## Exercise
Reproduce the material word for word; the images stay out.

[Records about charts and figures]
::::::::::

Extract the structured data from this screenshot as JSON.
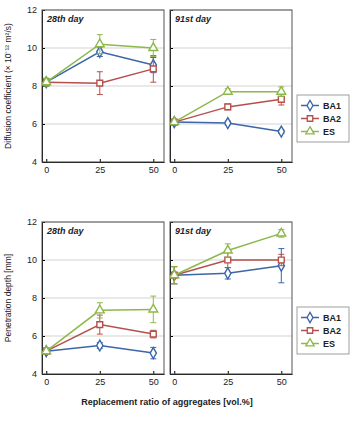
{
  "chart_data": [
    {
      "type": "line",
      "title": "28th day",
      "ylabel": "Diffusion coefficient (× 10⁻¹² m²/s)",
      "x": [
        0,
        25,
        50
      ],
      "xlim": [
        -2,
        55
      ],
      "xticks": [
        0,
        25,
        50
      ],
      "ylim": [
        4,
        12
      ],
      "yticks": [
        4,
        6,
        8,
        10,
        12
      ],
      "grid": true,
      "series": [
        {
          "color": "#3b66a8",
          "marker": "diamond",
          "values": [
            8.2,
            9.8,
            9.1
          ],
          "errors": [
            0.2,
            0.25,
            0.4
          ]
        },
        {
          "color": "#b5504a",
          "marker": "square",
          "values": [
            8.2,
            8.15,
            8.9
          ],
          "errors": [
            0.2,
            0.6,
            0.7
          ]
        },
        {
          "color": "#8db84a",
          "marker": "triangle",
          "values": [
            8.2,
            10.2,
            10.0
          ],
          "errors": [
            0.2,
            0.5,
            0.45
          ]
        }
      ]
    },
    {
      "type": "line",
      "title": "91st day",
      "x": [
        0,
        25,
        50
      ],
      "xlim": [
        -2,
        55
      ],
      "xticks": [
        0,
        25,
        50
      ],
      "ylim": [
        4,
        12
      ],
      "yticks": [
        4,
        6,
        8,
        10,
        12
      ],
      "grid": true,
      "tick_labels": "x",
      "legend": "right",
      "series": [
        {
          "name": "BA1",
          "color": "#3b66a8",
          "marker": "diamond",
          "values": [
            6.1,
            6.05,
            5.6
          ],
          "errors": [
            0.1,
            0.1,
            0.1
          ]
        },
        {
          "name": "BA2",
          "color": "#b5504a",
          "marker": "square",
          "values": [
            6.1,
            6.9,
            7.3
          ],
          "errors": [
            0.1,
            0.15,
            0.3
          ]
        },
        {
          "name": "ES",
          "color": "#8db84a",
          "marker": "triangle",
          "values": [
            6.1,
            7.7,
            7.7
          ],
          "errors": [
            0.1,
            0.15,
            0.25
          ]
        }
      ]
    },
    {
      "type": "line",
      "title": "28th day",
      "xlabel": "Replacement ratio of aggregates [vol.%]",
      "ylabel": "Penetration depth [mm]",
      "x": [
        0,
        25,
        50
      ],
      "xlim": [
        -2,
        55
      ],
      "xticks": [
        0,
        25,
        50
      ],
      "ylim": [
        4,
        12
      ],
      "yticks": [
        4,
        6,
        8,
        10,
        12
      ],
      "grid": true,
      "series": [
        {
          "color": "#3b66a8",
          "marker": "diamond",
          "values": [
            5.2,
            5.5,
            5.1
          ],
          "errors": [
            0.15,
            0.15,
            0.3
          ]
        },
        {
          "color": "#b5504a",
          "marker": "square",
          "values": [
            5.2,
            6.6,
            6.1
          ],
          "errors": [
            0.15,
            0.5,
            0.2
          ]
        },
        {
          "color": "#8db84a",
          "marker": "triangle",
          "values": [
            5.2,
            7.35,
            7.4
          ],
          "errors": [
            0.15,
            0.4,
            0.7
          ]
        }
      ]
    },
    {
      "type": "line",
      "title": "91st day",
      "x": [
        0,
        25,
        50
      ],
      "xlim": [
        -2,
        55
      ],
      "xticks": [
        0,
        25,
        50
      ],
      "ylim": [
        4,
        12
      ],
      "yticks": [
        4,
        6,
        8,
        10,
        12
      ],
      "grid": true,
      "tick_labels": "x",
      "legend": "right",
      "series": [
        {
          "name": "BA1",
          "color": "#3b66a8",
          "marker": "diamond",
          "values": [
            9.2,
            9.3,
            9.7
          ],
          "errors": [
            0.45,
            0.3,
            0.9
          ]
        },
        {
          "name": "BA2",
          "color": "#b5504a",
          "marker": "square",
          "values": [
            9.2,
            10.0,
            10.0
          ],
          "errors": [
            0.45,
            0.4,
            0.3
          ]
        },
        {
          "name": "ES",
          "color": "#8db84a",
          "marker": "triangle",
          "values": [
            9.2,
            10.5,
            11.4
          ],
          "errors": [
            0.45,
            0.35,
            0.2
          ]
        }
      ]
    }
  ]
}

::::::::::

## Full solution
Extract the structured data from this screenshot as JSON.
{
  "chart_data": [
    {
      "type": "line",
      "title": "28th day",
      "ylabel": "Diffusion coefficient (× 10⁻¹² m²/s)",
      "x": [
        0,
        25,
        50
      ],
      "xlim": [
        -2,
        55
      ],
      "xticks": [
        0,
        25,
        50
      ],
      "ylim": [
        4,
        12
      ],
      "yticks": [
        4,
        6,
        8,
        10,
        12
      ],
      "grid": true,
      "series": [
        {
          "color": "#3b66a8",
          "marker": "diamond",
          "values": [
            8.2,
            9.8,
            9.1
          ],
          "errors": [
            0.2,
            0.25,
            0.4
          ]
        },
        {
          "color": "#b5504a",
          "marker": "square",
          "values": [
            8.2,
            8.15,
            8.9
          ],
          "errors": [
            0.2,
            0.6,
            0.7
          ]
        },
        {
          "color": "#8db84a",
          "marker": "triangle",
          "values": [
            8.2,
            10.2,
            10.0
          ],
          "errors": [
            0.2,
            0.5,
            0.45
          ]
        }
      ]
    },
    {
      "type": "line",
      "title": "91st day",
      "x": [
        0,
        25,
        50
      ],
      "xlim": [
        -2,
        55
      ],
      "xticks": [
        0,
        25,
        50
      ],
      "ylim": [
        4,
        12
      ],
      "yticks": [
        4,
        6,
        8,
        10,
        12
      ],
      "grid": true,
      "tick_labels": "x",
      "legend": "right",
      "series": [
        {
          "name": "BA1",
          "color": "#3b66a8",
          "marker": "diamond",
          "values": [
            6.1,
            6.05,
            5.6
          ],
          "errors": [
            0.1,
            0.1,
            0.1
          ]
        },
        {
          "name": "BA2",
          "color": "#b5504a",
          "marker": "square",
          "values": [
            6.1,
            6.9,
            7.3
          ],
          "errors": [
            0.1,
            0.15,
            0.3
          ]
        },
        {
          "name": "ES",
          "color": "#8db84a",
          "marker": "triangle",
          "values": [
            6.1,
            7.7,
            7.7
          ],
          "errors": [
            0.1,
            0.15,
            0.25
          ]
        }
      ]
    },
    {
      "type": "line",
      "title": "28th day",
      "xlabel": "Replacement ratio of aggregates [vol.%]",
      "ylabel": "Penetration depth [mm]",
      "x": [
        0,
        25,
        50
      ],
      "xlim": [
        -2,
        55
      ],
      "xticks": [
        0,
        25,
        50
      ],
      "ylim": [
        4,
        12
      ],
      "yticks": [
        4,
        6,
        8,
        10,
        12
      ],
      "grid": true,
      "series": [
        {
          "color": "#3b66a8",
          "marker": "diamond",
          "values": [
            5.2,
            5.5,
            5.1
          ],
          "errors": [
            0.15,
            0.15,
            0.3
          ]
        },
        {
          "color": "#b5504a",
          "marker": "square",
          "values": [
            5.2,
            6.6,
            6.1
          ],
          "errors": [
            0.15,
            0.5,
            0.2
          ]
        },
        {
          "color": "#8db84a",
          "marker": "triangle",
          "values": [
            5.2,
            7.35,
            7.4
          ],
          "errors": [
            0.15,
            0.4,
            0.7
          ]
        }
      ]
    },
    {
      "type": "line",
      "title": "91st day",
      "x": [
        0,
        25,
        50
      ],
      "xlim": [
        -2,
        55
      ],
      "xticks": [
        0,
        25,
        50
      ],
      "ylim": [
        4,
        12
      ],
      "yticks": [
        4,
        6,
        8,
        10,
        12
      ],
      "grid": true,
      "tick_labels": "x",
      "legend": "right",
      "series": [
        {
          "name": "BA1",
          "color": "#3b66a8",
          "marker": "diamond",
          "values": [
            9.2,
            9.3,
            9.7
          ],
          "errors": [
            0.45,
            0.3,
            0.9
          ]
        },
        {
          "name": "BA2",
          "color": "#b5504a",
          "marker": "square",
          "values": [
            9.2,
            10.0,
            10.0
          ],
          "errors": [
            0.45,
            0.4,
            0.3
          ]
        },
        {
          "name": "ES",
          "color": "#8db84a",
          "marker": "triangle",
          "values": [
            9.2,
            10.5,
            11.4
          ],
          "errors": [
            0.45,
            0.35,
            0.2
          ]
        }
      ]
    }
  ]
}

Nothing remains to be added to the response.